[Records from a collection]
— start —

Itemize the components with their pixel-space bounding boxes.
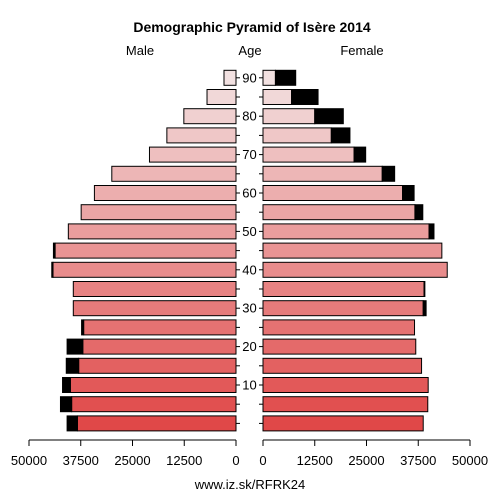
female-bar-85-89 <box>262 89 293 105</box>
female-bar-65-69 <box>262 165 383 182</box>
age-tick-label: 70 <box>242 147 256 162</box>
female-x-tick-label: 37500 <box>400 453 436 468</box>
male-excess-5-9 <box>59 396 73 413</box>
female-bar-25-29 <box>262 319 416 336</box>
age-tick-label: 50 <box>242 224 256 239</box>
male-bar-65-69 <box>111 165 237 182</box>
male-excess-0-4 <box>66 415 78 432</box>
male-x-tick-label: 12500 <box>166 453 202 468</box>
male-excess-40-44 <box>51 261 54 278</box>
male-bar-45-49 <box>54 242 237 259</box>
age-label: Age <box>238 43 261 58</box>
age-tick-label: 40 <box>242 262 256 277</box>
male-x-tick-label: 25000 <box>114 453 150 468</box>
age-tick-label: 20 <box>242 339 256 354</box>
female-bar-10-14 <box>262 377 429 393</box>
male-excess-15-19 <box>65 357 80 374</box>
female-excess-50-54 <box>428 223 435 240</box>
male-x-tick-label: 37500 <box>63 453 99 468</box>
male-bar-30-34 <box>72 300 237 317</box>
female-bar-0-4 <box>262 415 424 432</box>
female-x-tick-label: 25000 <box>348 453 384 468</box>
male-x-tick-label: 0 <box>232 453 239 468</box>
footer-source: www.iz.sk/RFRK24 <box>194 477 306 492</box>
male-x-tick-label: 50000 <box>11 453 47 468</box>
female-excess-35-39 <box>423 281 426 297</box>
male-x-axis: 50000 37500 25000 12500 0 <box>11 439 240 468</box>
male-bar-10-14 <box>69 377 237 393</box>
male-bar-40-44 <box>52 261 237 278</box>
age-tick-label: 10 <box>242 378 256 393</box>
female-bar-35-39 <box>262 281 425 297</box>
female-x-axis: 0 12500 25000 37500 50000 <box>259 439 488 468</box>
male-label: Male <box>126 43 154 58</box>
male-bar-0-4 <box>76 415 237 432</box>
male-excess-25-29 <box>81 319 85 336</box>
female-excess-85-89 <box>291 89 319 105</box>
male-bar-80-84 <box>183 108 237 125</box>
male-bar-55-59 <box>80 204 237 221</box>
male-bar-35-39 <box>72 281 237 297</box>
female-bar-90+ <box>262 69 276 86</box>
female-excess-90+ <box>274 69 297 86</box>
age-tick-label: 90 <box>242 70 256 85</box>
female-bar-50-54 <box>262 223 430 240</box>
age-tick-label: 80 <box>242 109 256 124</box>
female-bar-55-59 <box>262 204 416 221</box>
female-bar-45-49 <box>262 242 443 259</box>
male-bar-70-74 <box>148 146 237 163</box>
male-bar-25-29 <box>83 319 237 336</box>
female-excess-60-64 <box>402 185 415 201</box>
male-bar-50-54 <box>67 223 237 240</box>
female-bar-80-84 <box>262 108 316 125</box>
female-excess-30-34 <box>422 300 427 317</box>
male-bar-15-19 <box>78 357 237 374</box>
female-bar-70-74 <box>262 146 355 163</box>
male-bar-60-64 <box>93 185 237 201</box>
female-x-tick-label: 50000 <box>452 453 488 468</box>
male-bar-85-89 <box>206 89 237 105</box>
male-bar-90+ <box>223 69 237 86</box>
female-excess-75-79 <box>330 127 351 144</box>
male-excess-45-49 <box>52 242 56 259</box>
male-bar-5-9 <box>71 396 237 413</box>
male-bar-20-24 <box>82 338 237 355</box>
age-axis: 10 20 30 40 50 60 70 80 90 <box>236 70 263 424</box>
female-excess-55-59 <box>414 204 424 221</box>
male-excess-10-14 <box>62 377 71 393</box>
chart-title: Demographic Pyramid of Isère 2014 <box>133 19 371 35</box>
female-x-tick-label: 12500 <box>297 453 333 468</box>
age-tick-label: 30 <box>242 301 256 316</box>
female-excess-80-84 <box>314 108 344 125</box>
female-label: Female <box>340 43 383 58</box>
female-bar-60-64 <box>262 185 404 201</box>
age-tick-label: 60 <box>242 186 256 201</box>
male-bars <box>51 69 237 432</box>
female-excess-70-74 <box>353 146 367 163</box>
male-excess-20-24 <box>66 338 84 355</box>
female-bar-15-19 <box>262 357 423 374</box>
female-bar-30-34 <box>262 300 424 317</box>
female-x-tick-label: 0 <box>259 453 266 468</box>
female-excess-65-69 <box>381 165 396 182</box>
female-bar-40-44 <box>262 261 448 278</box>
female-bar-20-24 <box>262 338 417 355</box>
female-bar-5-9 <box>262 396 429 413</box>
female-bar-75-79 <box>262 127 332 144</box>
female-bars <box>262 69 448 432</box>
male-bar-75-79 <box>166 127 237 144</box>
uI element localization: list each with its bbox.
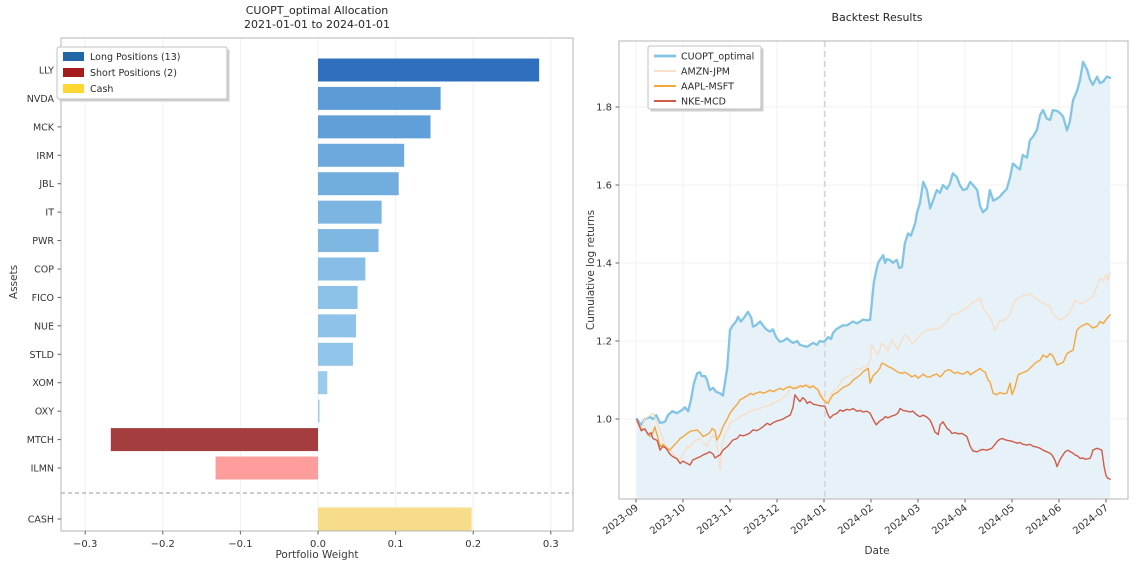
asset-label-JBL: JBL <box>38 179 54 190</box>
asset-label-PWR: PWR <box>32 236 54 247</box>
asset-label-IT: IT <box>45 208 54 219</box>
asset-label-NVDA: NVDA <box>27 94 55 105</box>
x-tick-label: 2024-04 <box>930 503 970 537</box>
x-tick-label: 2024-05 <box>977 503 1017 537</box>
x-tick-label: 2024-07 <box>1071 503 1111 537</box>
asset-label-ILMN: ILMN <box>31 464 54 475</box>
asset-label-OXY: OXY <box>35 407 54 418</box>
asset-label-CASH: CASH <box>28 515 54 526</box>
legend-label-3: Cash <box>90 84 113 95</box>
x-tick-label: 2023-11 <box>695 503 735 537</box>
x-tick-label: 2023-10 <box>648 503 688 537</box>
x-tick-label: 2024-06 <box>1024 503 1064 537</box>
x-tick-label: 2024-03 <box>883 503 923 537</box>
bar-NVDA <box>318 86 441 110</box>
y-tick-label: 1.2 <box>596 337 612 348</box>
bar-MCK <box>318 115 431 139</box>
series-line-AAPL-MSFT <box>636 314 1111 451</box>
asset-label-MCK: MCK <box>33 122 55 133</box>
asset-label-COP: COP <box>34 265 54 276</box>
bar-STLD <box>318 342 353 366</box>
legend-label-2: Short Positions (2) <box>90 68 177 79</box>
x-tick-label: 2024-01 <box>789 503 829 537</box>
asset-label-FICO: FICO <box>32 293 54 304</box>
bar-LLY <box>318 58 540 82</box>
bar-ILMN <box>215 456 318 480</box>
legend-swatch-3 <box>63 84 84 93</box>
x-tick-label: 2023-09 <box>601 503 641 537</box>
bar-FICO <box>318 285 358 309</box>
bar-OXY <box>318 399 320 423</box>
legend-label-1: Long Positions (13) <box>90 52 180 63</box>
series-line-CUOPT_optimal <box>635 60 1112 427</box>
bar-IT <box>318 200 382 224</box>
legend-swatch-1 <box>63 52 84 61</box>
legend-label-AMZN-JPM: AMZN-JPM <box>681 67 730 78</box>
plot-frame <box>618 40 1129 500</box>
legend-swatch-2 <box>63 68 84 77</box>
backtest-xaxis-label: Date <box>864 545 890 557</box>
bar-XOM <box>318 371 328 395</box>
allocation-xaxis-label: Portfolio Weight <box>275 549 359 561</box>
bar-COP <box>318 257 366 281</box>
asset-label-MTCH: MTCH <box>27 435 54 446</box>
legend-label-CUOPT_optimal: CUOPT_optimal <box>681 52 754 63</box>
y-tick-label: 1.0 <box>596 415 612 426</box>
x-tick-label: −0.3 <box>73 539 97 550</box>
asset-label-NUE: NUE <box>34 321 54 332</box>
x-tick-label: −0.2 <box>151 539 175 550</box>
bar-CASH <box>318 507 472 531</box>
y-tick-label: 1.8 <box>596 103 612 114</box>
x-tick-label: 2023-12 <box>742 503 782 537</box>
legend-label-AAPL-MSFT: AAPL-MSFT <box>681 82 734 93</box>
allocation-title-line2: 2021-01-01 to 2024-01-01 <box>244 18 390 31</box>
asset-label-LLY: LLY <box>39 66 54 77</box>
bar-PWR <box>318 229 379 253</box>
series-line-AMZN-JPM <box>636 272 1111 471</box>
x-tick-label: 0.2 <box>465 539 481 550</box>
x-tick-label: 0.1 <box>388 539 404 550</box>
asset-label-IRM: IRM <box>36 151 54 162</box>
asset-label-XOM: XOM <box>32 378 54 389</box>
series-line-NKE-MCD <box>636 394 1111 480</box>
bar-MTCH <box>110 428 318 452</box>
allocation-title-line1: CUOPT_optimal Allocation <box>245 4 389 17</box>
bar-IRM <box>318 143 405 167</box>
backtest-title: Backtest Results <box>831 11 923 24</box>
x-tick-label: −0.1 <box>228 539 252 550</box>
legend-label-NKE-MCD: NKE-MCD <box>681 97 726 108</box>
bar-NUE <box>318 314 357 338</box>
allocation-chart: −0.3 −0.2 −0.1 0.0 0.1 0.2 0.3 LLY NVDA MCK IRM JBL… <box>27 37 574 550</box>
allocation-title: CUOPT_optimal Allocation 2021-01-01 to 2… <box>17 4 617 32</box>
asset-label-STLD: STLD <box>30 350 54 361</box>
legend-box <box>56 46 228 100</box>
x-tick-label: 0.0 <box>310 539 326 550</box>
bar-JBL <box>318 172 399 196</box>
backtest-chart: 1.0 1.2 1.4 1.6 1.8 2023-09 2023-10 2023-11 2023… <box>596 40 1129 537</box>
x-tick-label: 0.3 <box>543 539 559 550</box>
y-tick-label: 1.4 <box>596 259 612 270</box>
x-tick-label: 2024-02 <box>836 503 876 537</box>
plot-frame <box>60 37 574 532</box>
legend-box <box>647 45 762 110</box>
y-tick-label: 1.6 <box>596 181 612 192</box>
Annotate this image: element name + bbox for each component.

— end —

Please give the lines again from the line with "female-bar-85-89 <box>262 89 293 105</box>" to the line with "male-x-axis: 50000 37500", substituting "age-axis-label" for "age-tick-label" and leaving everything else unchanged.

- Result of the exercise:
female-bar-85-89 <box>262 89 293 105</box>
female-bar-65-69 <box>262 165 383 182</box>
age-axis-label: 70 <box>242 147 256 162</box>
female-x-tick-label: 37500 <box>400 453 436 468</box>
male-excess-5-9 <box>59 396 73 413</box>
female-bar-25-29 <box>262 319 416 336</box>
age-axis-label: 50 <box>242 224 256 239</box>
male-bar-65-69 <box>111 165 237 182</box>
male-excess-0-4 <box>66 415 78 432</box>
male-x-tick-label: 12500 <box>166 453 202 468</box>
male-excess-40-44 <box>51 261 54 278</box>
male-bar-45-49 <box>54 242 237 259</box>
age-label: Age <box>238 43 261 58</box>
age-axis-label: 40 <box>242 262 256 277</box>
male-x-tick-label: 25000 <box>114 453 150 468</box>
age-axis-label: 20 <box>242 339 256 354</box>
female-bar-10-14 <box>262 377 429 393</box>
male-excess-15-19 <box>65 357 80 374</box>
female-excess-50-54 <box>428 223 435 240</box>
male-x-tick-label: 37500 <box>63 453 99 468</box>
male-bar-30-34 <box>72 300 237 317</box>
female-bar-0-4 <box>262 415 424 432</box>
female-x-tick-label: 25000 <box>348 453 384 468</box>
male-x-tick-label: 0 <box>232 453 239 468</box>
footer-source: www.iz.sk/RFRK24 <box>194 477 306 492</box>
male-x-tick-label: 50000 <box>11 453 47 468</box>
female-excess-35-39 <box>423 281 426 297</box>
male-x-axis: 50000 37500 25000 12500 0 <box>11 439 240 468</box>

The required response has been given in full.